» **Do this**
Collect each line containing "generator".

***** Information supplied

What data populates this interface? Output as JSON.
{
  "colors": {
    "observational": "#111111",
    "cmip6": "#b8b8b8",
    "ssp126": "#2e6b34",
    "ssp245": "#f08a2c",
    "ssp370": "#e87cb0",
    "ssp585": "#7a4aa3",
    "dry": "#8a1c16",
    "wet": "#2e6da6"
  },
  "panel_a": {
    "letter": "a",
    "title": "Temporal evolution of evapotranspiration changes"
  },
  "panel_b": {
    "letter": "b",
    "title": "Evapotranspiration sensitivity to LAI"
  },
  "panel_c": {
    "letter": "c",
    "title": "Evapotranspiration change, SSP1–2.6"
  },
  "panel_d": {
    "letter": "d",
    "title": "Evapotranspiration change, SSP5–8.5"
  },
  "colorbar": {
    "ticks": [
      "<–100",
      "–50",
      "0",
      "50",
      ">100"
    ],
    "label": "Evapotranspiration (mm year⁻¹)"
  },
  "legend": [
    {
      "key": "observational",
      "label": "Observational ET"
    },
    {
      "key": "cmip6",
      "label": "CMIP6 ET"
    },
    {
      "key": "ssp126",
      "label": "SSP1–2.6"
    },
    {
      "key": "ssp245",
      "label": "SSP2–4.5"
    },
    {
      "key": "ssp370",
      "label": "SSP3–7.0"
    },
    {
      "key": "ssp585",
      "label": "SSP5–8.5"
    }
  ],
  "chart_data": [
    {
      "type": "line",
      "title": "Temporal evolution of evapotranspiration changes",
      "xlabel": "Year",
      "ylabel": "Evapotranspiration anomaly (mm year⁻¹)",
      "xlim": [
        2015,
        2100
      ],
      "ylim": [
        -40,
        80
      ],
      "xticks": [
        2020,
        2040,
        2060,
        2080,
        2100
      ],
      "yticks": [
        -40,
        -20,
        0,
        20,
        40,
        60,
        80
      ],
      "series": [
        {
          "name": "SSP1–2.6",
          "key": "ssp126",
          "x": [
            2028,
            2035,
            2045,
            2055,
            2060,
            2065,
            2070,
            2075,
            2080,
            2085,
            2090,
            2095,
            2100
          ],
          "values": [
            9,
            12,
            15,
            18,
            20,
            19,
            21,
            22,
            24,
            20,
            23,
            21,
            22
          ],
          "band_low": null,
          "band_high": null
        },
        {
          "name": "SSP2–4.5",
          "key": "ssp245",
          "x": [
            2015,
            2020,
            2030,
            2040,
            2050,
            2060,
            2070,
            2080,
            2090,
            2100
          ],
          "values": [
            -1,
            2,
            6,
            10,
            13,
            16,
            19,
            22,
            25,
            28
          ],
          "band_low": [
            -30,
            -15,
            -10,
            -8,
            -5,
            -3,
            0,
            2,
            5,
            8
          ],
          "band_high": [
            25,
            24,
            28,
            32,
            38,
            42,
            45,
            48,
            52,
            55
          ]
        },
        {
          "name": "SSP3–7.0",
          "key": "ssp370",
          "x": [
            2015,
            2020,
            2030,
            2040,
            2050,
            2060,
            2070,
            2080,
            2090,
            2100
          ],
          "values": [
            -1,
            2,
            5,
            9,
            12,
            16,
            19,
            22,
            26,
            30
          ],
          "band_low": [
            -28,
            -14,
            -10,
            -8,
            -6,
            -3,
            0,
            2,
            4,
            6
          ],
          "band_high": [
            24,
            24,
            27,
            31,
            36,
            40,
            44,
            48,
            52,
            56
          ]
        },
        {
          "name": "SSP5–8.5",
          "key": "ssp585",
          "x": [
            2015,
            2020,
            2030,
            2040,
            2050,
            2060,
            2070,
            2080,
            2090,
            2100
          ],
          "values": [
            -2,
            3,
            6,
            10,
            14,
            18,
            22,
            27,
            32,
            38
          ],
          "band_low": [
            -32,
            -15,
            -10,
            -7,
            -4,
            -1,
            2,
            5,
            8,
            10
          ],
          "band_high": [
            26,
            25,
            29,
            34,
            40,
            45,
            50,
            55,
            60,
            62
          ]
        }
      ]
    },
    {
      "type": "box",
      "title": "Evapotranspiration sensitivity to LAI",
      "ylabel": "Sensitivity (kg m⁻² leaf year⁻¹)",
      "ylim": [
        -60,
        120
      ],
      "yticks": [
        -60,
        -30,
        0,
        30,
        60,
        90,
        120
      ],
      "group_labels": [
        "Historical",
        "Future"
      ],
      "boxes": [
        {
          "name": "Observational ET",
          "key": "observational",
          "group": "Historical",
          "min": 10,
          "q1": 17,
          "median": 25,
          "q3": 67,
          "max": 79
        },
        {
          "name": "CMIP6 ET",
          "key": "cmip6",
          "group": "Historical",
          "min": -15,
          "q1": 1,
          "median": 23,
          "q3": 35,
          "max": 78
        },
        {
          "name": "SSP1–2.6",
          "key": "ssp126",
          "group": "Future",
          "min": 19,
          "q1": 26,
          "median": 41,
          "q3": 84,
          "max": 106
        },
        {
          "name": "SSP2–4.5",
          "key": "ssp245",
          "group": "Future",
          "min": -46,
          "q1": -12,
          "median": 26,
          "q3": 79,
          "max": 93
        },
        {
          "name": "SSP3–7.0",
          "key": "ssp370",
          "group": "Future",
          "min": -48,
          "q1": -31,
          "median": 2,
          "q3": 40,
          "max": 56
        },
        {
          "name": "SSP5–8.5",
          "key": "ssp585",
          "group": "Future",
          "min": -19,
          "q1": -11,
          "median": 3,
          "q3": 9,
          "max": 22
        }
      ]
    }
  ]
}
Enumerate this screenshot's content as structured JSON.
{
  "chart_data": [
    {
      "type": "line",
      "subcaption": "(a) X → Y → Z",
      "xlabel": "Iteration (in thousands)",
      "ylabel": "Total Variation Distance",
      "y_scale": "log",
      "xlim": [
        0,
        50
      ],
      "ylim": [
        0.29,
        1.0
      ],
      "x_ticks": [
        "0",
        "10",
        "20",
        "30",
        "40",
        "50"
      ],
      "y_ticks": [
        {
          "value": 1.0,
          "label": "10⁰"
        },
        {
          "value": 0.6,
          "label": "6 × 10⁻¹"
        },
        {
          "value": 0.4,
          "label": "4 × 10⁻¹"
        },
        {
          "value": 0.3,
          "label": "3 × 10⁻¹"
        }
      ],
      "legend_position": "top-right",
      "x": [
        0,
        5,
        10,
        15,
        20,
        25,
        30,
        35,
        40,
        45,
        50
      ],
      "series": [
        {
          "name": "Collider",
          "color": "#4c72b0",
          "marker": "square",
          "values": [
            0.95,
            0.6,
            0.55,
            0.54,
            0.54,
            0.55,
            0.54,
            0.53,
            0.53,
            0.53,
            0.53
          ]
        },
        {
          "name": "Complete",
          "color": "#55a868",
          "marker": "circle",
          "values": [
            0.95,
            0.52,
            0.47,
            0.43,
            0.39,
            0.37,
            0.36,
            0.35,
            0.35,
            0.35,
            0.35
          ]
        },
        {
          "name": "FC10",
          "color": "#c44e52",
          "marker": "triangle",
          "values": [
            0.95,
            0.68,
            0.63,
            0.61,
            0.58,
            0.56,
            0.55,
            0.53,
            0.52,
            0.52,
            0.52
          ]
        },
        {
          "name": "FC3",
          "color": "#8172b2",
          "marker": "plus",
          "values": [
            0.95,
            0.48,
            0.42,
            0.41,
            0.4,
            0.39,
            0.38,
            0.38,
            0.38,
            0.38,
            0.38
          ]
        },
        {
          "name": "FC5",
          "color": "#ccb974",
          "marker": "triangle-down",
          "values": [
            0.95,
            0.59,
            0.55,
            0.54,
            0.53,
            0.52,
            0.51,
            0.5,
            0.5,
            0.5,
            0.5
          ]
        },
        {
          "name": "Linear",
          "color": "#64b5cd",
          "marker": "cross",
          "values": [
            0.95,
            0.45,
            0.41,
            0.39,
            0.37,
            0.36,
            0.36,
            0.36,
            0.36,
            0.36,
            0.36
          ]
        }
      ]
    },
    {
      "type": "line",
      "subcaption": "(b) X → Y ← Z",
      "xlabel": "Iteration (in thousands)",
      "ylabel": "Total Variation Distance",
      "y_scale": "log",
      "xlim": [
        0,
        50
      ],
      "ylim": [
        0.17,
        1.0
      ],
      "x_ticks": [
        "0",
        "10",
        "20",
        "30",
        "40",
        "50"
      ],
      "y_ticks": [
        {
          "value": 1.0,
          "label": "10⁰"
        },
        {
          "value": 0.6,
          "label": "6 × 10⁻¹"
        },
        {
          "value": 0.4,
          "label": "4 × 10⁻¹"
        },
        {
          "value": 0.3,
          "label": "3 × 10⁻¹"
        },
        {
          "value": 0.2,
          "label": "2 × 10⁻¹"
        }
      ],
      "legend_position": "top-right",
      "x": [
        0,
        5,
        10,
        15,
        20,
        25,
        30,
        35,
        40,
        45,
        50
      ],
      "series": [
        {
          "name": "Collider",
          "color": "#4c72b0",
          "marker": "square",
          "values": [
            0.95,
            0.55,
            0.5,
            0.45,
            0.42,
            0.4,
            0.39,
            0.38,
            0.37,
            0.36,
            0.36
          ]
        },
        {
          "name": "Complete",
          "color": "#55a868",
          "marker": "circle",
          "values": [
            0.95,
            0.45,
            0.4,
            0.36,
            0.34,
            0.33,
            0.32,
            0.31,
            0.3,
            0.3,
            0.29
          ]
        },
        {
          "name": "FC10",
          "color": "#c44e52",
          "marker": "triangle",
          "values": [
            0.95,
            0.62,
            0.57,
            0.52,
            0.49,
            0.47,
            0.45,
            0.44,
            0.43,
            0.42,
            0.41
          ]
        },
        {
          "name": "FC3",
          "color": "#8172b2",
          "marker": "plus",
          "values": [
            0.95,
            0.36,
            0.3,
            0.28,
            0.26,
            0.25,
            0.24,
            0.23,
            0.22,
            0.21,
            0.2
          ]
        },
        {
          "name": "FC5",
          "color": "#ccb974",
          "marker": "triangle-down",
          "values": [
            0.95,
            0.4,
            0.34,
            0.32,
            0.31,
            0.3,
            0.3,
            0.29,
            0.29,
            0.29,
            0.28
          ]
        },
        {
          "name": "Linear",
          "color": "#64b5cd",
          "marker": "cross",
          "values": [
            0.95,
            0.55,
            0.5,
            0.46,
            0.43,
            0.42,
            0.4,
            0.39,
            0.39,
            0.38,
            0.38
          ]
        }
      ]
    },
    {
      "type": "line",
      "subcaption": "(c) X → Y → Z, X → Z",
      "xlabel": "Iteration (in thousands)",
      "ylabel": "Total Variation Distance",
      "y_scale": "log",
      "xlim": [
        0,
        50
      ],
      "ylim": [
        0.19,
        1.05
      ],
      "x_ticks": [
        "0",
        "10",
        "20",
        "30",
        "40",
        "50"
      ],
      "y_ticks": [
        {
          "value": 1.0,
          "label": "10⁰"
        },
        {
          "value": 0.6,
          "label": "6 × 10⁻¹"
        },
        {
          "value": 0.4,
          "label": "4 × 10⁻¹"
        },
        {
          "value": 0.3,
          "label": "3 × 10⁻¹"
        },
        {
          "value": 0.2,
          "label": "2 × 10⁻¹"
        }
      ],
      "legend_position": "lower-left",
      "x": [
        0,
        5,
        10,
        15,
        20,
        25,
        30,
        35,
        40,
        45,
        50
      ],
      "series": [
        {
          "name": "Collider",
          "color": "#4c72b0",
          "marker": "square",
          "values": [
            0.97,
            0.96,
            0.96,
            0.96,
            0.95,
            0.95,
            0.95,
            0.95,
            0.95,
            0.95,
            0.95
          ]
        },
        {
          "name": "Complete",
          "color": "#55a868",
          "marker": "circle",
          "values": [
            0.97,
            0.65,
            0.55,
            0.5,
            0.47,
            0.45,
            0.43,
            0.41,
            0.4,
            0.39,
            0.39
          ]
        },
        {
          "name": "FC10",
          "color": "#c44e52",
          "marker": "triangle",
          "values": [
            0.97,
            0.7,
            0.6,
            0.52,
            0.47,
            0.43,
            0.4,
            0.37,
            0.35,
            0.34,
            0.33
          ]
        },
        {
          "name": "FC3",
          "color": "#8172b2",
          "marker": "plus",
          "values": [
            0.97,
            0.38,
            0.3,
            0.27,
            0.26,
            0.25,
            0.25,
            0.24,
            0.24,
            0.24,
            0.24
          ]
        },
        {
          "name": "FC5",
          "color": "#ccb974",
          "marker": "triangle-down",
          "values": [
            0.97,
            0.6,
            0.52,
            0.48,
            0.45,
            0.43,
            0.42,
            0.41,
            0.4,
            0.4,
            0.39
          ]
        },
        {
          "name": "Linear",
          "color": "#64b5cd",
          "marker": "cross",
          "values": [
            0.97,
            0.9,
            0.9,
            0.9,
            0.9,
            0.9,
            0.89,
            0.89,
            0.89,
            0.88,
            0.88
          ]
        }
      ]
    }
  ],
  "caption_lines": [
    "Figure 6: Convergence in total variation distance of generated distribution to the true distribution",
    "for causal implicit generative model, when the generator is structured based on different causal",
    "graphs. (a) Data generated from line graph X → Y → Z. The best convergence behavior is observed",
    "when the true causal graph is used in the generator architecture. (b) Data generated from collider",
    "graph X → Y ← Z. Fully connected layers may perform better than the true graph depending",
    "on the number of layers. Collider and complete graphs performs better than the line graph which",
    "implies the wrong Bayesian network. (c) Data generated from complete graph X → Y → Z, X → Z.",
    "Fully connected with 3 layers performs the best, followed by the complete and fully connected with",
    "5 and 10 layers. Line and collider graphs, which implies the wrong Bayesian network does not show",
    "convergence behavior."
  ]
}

**********

» **Task output**
    "for causal implicit generative model, when the generator is structured based on different causal",
    "when the true causal graph is used in the generator architecture. (b) Data generated from collider",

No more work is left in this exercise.